Consigna | Continúa el artículo sobre la libertad de expresión en la era del control digital a partir de la última oración que aparece.

··· Texto mostrado ···

LA LIBERTAD DE EXPRESIÓN EN LA ERA DEL CONTROL DIGITAL

LA LIBERTAD DE EXPRESIÓN EN LA ERA DEL CONTROL DIGITAL

Newsletter de Análisis Informativo


06/09/2024

Andrés Almeida
Por Andrés Almeida
Editor General de Interferencia

 

En los 70 en Chile, la oposición al gobierno de Salvador Allende lanzó una fuerte campaña; “La Papelera no”, para impedir que la CMPC de la familia Matte pase al área de la propiedad estatal, mediante una expropiación. El argumento era que el control del papel le daría al gobierno de la UP el poder de decidir qué es lo que se imprime en Chile y qué es lo que no, afectando así las libertades de expresión y prensa. Esto, en el entendido de que el papel es un insumo crítico para diarios y revistas.

Pasaron los años, y la pugna de hace 50 años parece un arcaísmo, en gran parte porque la prensa como tal -hecha de papel y tinta-, se ha reducido a niveles impensables, dado su reemplazo progresivo e implacable por internet, como soporte de los contenidos escritos y gráficos. 

Además, de alguna manera nos quedamos con la idea de los inicios de internet, cuando esta tecnología parecía ser la tierra prometida de la libertad de expresión, en la que cualquier persona con tan solo una línea telefónica podía decir lo que quisiese, cuándo lo estimase necesario, sin necesidad de acceder a una imprenta, sofisticados canales logísticos de distribución, ni a las casas de broadcasting -TV y Radio-, desde donde se emiten ondas a través de un limitado espectro, el que condiciona un oligopolio natural.

La Primavera Árabe de 2010-2012 pareció subrayar la etapa utópica de internet, dado que el movimiento de protesta en esas latitudes alcanzó un ímpetu inusitado, a propósito de las comunicaciones que permitían los teléfonos celulares y su capacidad de conectarse a internet, y en particular a Twitter, desde donde se fogonearon los ánimos y las proclamas por mayor libertad, en países de larga tradición autoritaria.

La historia -que suele convertir las utopías en distopías- lo hizo con ese hito histórico, y finalmente una resaca autoritaria y conservadora volvió con más fuerza sobre los ciudadanos árabes, cuando no la violencia y la guerra. 

Algo parecido está pasando con internet…

Lo que parecía un espacio ilimitado para la creatividad, la innovación y la libertad, fue rápidamente siendo parcelado por los grandes actores tecnológicos, en especial por los llamados Big Four: Google, Apple, Facebook y Amazon, las cuatro compañías californianas más grandes, las que no tardaron en convertirse en actores monopólicos, a la vieja usanza del capitalismo más clásico. 

Google, cuyo eslogan era Don’t be evil (No seas malo), simplemente lo abandonó en los hechos en 2018, con tal de no quedarse fuera del mercado chino, accediendo a las normas y restricciones que impone China a las comunicaciones del país y de su propio sector tecnológico, el que también ha tendido a concentrarse en unas pocas manos, entre las que se cuenta las de su autoritario gobierno.

··· Registros de datos ···

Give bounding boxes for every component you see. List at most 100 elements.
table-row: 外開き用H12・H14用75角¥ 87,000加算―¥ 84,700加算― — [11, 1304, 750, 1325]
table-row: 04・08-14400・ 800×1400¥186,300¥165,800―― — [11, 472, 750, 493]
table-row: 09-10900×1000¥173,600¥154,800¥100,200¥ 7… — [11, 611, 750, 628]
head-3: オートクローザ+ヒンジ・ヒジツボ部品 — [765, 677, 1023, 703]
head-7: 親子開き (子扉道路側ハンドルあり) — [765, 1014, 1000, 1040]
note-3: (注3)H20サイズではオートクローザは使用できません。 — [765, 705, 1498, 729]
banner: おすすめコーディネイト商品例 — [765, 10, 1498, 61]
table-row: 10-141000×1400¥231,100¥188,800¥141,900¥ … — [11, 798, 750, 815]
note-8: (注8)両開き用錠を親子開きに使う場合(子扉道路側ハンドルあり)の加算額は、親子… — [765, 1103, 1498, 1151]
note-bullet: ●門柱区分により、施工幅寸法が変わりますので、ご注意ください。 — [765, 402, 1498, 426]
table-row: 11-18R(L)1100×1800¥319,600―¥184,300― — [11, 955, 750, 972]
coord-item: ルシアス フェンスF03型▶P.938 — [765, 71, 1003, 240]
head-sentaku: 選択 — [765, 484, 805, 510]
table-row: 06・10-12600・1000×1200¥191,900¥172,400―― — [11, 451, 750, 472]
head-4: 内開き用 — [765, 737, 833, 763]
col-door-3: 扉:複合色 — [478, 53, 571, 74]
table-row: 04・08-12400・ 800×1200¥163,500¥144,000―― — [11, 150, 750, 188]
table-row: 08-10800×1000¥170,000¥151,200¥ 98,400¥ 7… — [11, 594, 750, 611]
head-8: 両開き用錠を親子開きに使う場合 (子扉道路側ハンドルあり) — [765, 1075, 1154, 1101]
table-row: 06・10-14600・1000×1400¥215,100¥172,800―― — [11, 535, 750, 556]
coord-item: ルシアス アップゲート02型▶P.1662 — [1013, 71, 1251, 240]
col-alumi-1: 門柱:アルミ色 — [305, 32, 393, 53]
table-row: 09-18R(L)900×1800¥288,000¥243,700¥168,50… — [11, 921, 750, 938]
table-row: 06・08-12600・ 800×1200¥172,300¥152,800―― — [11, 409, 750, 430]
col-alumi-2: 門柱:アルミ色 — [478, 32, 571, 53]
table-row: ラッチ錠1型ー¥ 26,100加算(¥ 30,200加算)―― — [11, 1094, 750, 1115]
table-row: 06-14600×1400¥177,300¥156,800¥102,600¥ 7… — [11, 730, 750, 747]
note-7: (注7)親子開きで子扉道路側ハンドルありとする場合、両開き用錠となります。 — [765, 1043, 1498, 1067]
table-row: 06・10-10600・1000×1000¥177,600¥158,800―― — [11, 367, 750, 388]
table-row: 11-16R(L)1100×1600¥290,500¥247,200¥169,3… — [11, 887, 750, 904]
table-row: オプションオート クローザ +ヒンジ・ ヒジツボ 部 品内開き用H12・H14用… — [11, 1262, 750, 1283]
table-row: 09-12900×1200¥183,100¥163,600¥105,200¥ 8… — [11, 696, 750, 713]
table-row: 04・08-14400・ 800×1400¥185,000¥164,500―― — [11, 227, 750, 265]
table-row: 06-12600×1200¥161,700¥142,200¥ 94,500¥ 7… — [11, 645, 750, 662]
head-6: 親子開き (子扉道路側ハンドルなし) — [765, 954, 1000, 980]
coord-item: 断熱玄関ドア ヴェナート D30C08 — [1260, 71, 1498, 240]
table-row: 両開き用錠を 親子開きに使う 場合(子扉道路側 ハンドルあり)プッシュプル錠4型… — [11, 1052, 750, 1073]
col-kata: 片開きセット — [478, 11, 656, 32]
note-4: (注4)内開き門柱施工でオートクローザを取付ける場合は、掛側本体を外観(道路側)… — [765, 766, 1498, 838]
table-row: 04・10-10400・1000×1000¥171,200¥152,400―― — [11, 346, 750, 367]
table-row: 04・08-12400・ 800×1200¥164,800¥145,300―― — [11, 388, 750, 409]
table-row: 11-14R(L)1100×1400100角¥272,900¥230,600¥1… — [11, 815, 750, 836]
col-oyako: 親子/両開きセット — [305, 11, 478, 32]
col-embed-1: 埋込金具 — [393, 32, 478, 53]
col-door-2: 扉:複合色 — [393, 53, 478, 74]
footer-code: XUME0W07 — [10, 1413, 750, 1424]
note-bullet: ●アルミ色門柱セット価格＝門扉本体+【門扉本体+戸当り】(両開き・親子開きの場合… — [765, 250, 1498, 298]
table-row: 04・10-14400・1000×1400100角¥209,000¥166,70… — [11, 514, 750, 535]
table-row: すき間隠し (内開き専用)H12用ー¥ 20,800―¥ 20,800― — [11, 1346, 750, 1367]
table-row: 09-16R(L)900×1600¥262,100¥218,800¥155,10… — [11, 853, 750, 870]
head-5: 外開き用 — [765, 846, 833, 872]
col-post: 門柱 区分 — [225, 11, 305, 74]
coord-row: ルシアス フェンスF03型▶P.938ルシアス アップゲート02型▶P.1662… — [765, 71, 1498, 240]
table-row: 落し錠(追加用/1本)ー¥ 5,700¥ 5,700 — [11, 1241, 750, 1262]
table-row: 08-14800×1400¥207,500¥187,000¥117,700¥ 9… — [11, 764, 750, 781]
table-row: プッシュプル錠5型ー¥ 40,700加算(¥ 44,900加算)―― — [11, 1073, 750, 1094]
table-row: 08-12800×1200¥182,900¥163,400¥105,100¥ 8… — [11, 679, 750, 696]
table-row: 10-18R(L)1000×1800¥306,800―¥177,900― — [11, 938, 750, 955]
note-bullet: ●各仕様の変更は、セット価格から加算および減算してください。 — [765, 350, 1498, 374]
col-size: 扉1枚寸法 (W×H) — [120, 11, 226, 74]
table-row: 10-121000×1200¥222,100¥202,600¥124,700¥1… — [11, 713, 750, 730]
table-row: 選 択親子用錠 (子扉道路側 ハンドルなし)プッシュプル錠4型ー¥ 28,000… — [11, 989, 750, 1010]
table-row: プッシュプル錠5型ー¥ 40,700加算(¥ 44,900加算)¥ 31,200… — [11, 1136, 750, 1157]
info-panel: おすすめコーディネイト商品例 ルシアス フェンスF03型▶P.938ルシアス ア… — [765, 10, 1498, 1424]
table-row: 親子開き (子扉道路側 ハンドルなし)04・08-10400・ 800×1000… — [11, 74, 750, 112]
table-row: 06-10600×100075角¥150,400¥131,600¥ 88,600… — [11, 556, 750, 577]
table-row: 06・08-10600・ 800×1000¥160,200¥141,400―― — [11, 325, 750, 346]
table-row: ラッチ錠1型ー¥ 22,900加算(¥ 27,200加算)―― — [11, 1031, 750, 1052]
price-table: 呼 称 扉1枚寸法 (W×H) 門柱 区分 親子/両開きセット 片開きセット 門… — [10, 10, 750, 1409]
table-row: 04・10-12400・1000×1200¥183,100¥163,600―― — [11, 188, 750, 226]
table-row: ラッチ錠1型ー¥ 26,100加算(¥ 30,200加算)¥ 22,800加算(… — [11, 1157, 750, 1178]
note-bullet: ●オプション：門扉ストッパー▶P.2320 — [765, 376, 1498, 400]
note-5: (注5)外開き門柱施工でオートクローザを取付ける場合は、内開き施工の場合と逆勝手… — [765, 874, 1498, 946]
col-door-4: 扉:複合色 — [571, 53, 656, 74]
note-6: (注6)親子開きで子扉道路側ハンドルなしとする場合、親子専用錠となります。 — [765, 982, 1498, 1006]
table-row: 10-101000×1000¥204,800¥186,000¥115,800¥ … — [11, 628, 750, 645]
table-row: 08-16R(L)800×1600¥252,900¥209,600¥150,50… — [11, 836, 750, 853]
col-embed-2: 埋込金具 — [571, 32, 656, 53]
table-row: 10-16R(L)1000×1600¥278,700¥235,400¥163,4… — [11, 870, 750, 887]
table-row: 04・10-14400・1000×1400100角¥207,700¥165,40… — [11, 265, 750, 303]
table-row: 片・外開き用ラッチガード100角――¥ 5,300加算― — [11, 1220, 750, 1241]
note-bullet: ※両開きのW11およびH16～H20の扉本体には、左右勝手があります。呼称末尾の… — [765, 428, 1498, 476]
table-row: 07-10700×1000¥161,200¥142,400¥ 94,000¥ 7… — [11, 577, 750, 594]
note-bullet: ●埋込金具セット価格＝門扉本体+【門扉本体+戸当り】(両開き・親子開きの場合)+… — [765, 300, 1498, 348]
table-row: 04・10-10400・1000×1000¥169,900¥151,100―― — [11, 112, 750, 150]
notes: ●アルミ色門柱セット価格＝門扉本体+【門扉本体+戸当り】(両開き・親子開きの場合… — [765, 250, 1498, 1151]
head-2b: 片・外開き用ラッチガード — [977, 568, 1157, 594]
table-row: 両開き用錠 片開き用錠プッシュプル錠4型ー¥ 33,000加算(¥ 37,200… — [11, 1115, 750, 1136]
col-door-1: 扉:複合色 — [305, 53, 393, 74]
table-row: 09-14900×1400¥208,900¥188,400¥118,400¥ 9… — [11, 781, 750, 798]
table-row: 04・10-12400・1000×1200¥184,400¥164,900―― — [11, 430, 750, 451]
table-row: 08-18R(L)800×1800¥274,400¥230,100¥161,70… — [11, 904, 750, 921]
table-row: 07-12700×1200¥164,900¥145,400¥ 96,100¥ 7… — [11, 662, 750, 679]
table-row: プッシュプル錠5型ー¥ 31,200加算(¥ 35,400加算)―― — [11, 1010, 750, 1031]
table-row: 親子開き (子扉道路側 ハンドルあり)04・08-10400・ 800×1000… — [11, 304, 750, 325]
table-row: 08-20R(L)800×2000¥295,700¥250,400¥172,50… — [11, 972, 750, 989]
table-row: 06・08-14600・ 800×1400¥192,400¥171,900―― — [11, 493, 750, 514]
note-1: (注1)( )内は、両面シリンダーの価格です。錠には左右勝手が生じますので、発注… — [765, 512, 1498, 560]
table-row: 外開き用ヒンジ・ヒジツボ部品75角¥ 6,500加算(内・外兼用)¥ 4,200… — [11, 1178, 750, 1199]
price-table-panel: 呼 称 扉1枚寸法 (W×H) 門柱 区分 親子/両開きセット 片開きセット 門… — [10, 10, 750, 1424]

···

Resultado |
Amazon prácticamente arrasó con los pequeños y medianos comercios, los que sustentaban buena parte de la clase media estadounidense. Jeff Bezos, en un acto tal vez de pretendida purificación, adquirió The Washington Post por apenas US $250 millones, con el propósito de rescartarlo de la debacle que el mismo Silicon Valley estaba creando. 

Apple, por su parte, creó un redil de usuarios adictos a su tecnología, la cual representa una caja negra a la que solo tiene acceso la compañía, y a mecanismos de obsolescencia programada que garantizan mercados cautivos en cada nuevo lanzamiento.

En tanto, Facebook y Google se apropiaron de prácticamente todo el mercado publicitario, lo que fue un meteorito para el sistema de medios tradicional que vivía del avisaje -como Uber fue para los taxis-, con lo que también pasaron a controlar -con sus algoritmos- lo que ven y no ven los usuarios de plataformas tan populares como Instagram o YouTube, empresas adquiridas en lógicas monopólicas por estos grandes actores, para capturar la atención, el tiempo y los datos de los usuarios, con el propósito de enchufar publicidad al callo para cada usuario, lo que constituye el valor de este segmento de la tecnología digital. 

Estos gigantes cambiaron sus nombres a Meta y Alphabet, para verse a sí mismos como proyectos comprensivos de fenómenos que van mucho más allá de sus orígenes (una red social y un buscador), planteándose ser ecosistemas en sí mismos, donde transcurren autónomamente los grandes fenómenos comunicacionales y de información. 

Los medios -tradicionales y nativos digitales- y los periodistas tuvimos que adaptarnos a ese nuevo escenario, y terminamos, en gran medida, produciendo contenidos para alimentar los algoritmos de Google o Facebook, y ahora Instagram y Tik Tok, aceptando por ello una pequeña fracción de la publicidad que se  emite por las grandes plataformas, e incluso, pagando publicidad para no quedar en el último rincón de sus algoritmos.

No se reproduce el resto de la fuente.